### Items from a dataset:
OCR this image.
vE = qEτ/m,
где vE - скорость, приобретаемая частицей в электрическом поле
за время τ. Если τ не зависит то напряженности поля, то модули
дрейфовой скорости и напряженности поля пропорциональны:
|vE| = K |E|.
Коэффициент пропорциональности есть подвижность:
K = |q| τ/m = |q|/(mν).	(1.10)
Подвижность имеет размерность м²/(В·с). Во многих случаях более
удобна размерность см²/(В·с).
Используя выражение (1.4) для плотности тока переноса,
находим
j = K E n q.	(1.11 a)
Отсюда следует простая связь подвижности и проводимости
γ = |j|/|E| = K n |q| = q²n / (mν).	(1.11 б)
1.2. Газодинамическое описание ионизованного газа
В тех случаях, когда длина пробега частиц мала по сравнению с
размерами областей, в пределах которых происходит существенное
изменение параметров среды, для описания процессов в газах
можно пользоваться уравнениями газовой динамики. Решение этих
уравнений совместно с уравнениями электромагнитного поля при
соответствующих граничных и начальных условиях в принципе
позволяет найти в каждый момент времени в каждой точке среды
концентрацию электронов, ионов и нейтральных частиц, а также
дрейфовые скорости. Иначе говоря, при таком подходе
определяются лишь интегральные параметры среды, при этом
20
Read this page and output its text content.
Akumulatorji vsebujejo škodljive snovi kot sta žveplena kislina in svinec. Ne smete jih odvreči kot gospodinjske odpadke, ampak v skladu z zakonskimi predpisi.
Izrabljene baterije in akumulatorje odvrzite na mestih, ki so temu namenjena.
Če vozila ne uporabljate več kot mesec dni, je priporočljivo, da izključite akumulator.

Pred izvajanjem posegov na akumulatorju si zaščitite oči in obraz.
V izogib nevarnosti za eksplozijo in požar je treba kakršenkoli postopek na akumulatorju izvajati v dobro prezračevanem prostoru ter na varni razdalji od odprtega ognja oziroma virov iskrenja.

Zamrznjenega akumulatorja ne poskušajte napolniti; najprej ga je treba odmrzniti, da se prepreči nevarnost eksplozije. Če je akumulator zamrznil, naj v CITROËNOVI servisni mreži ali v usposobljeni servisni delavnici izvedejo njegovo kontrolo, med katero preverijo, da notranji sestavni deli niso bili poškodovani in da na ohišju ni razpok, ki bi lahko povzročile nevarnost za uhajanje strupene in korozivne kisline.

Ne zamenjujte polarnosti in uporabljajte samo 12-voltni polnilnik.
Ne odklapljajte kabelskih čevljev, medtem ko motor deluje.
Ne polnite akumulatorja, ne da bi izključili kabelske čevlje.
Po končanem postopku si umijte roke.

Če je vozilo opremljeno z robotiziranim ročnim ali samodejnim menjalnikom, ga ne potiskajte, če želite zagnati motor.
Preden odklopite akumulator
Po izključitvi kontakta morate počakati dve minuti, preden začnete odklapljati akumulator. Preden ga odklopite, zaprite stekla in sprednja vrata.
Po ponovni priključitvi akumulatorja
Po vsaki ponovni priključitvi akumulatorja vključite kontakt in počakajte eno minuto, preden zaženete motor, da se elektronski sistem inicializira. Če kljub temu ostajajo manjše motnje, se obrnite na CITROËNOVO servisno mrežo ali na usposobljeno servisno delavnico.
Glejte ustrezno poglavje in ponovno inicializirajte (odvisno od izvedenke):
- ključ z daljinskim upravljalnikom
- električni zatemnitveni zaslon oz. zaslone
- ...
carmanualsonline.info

### Exercise objective:
Pull out all lines from the entries above in which the word "priključitvi" appears.

### Reply to the exercise:
Po ponovni priključitvi akumulatorja
Po vsaki ponovni priključitvi akumulatorja vključite kontakt in počakajte eno minuto, preden zaženete motor, da se elektronski sistem inicializira. Če kljub temu ostajajo manjše motnje, se obrnite na CITROËNOVO servisno mrežo ali na usposobljeno servisno delavnico.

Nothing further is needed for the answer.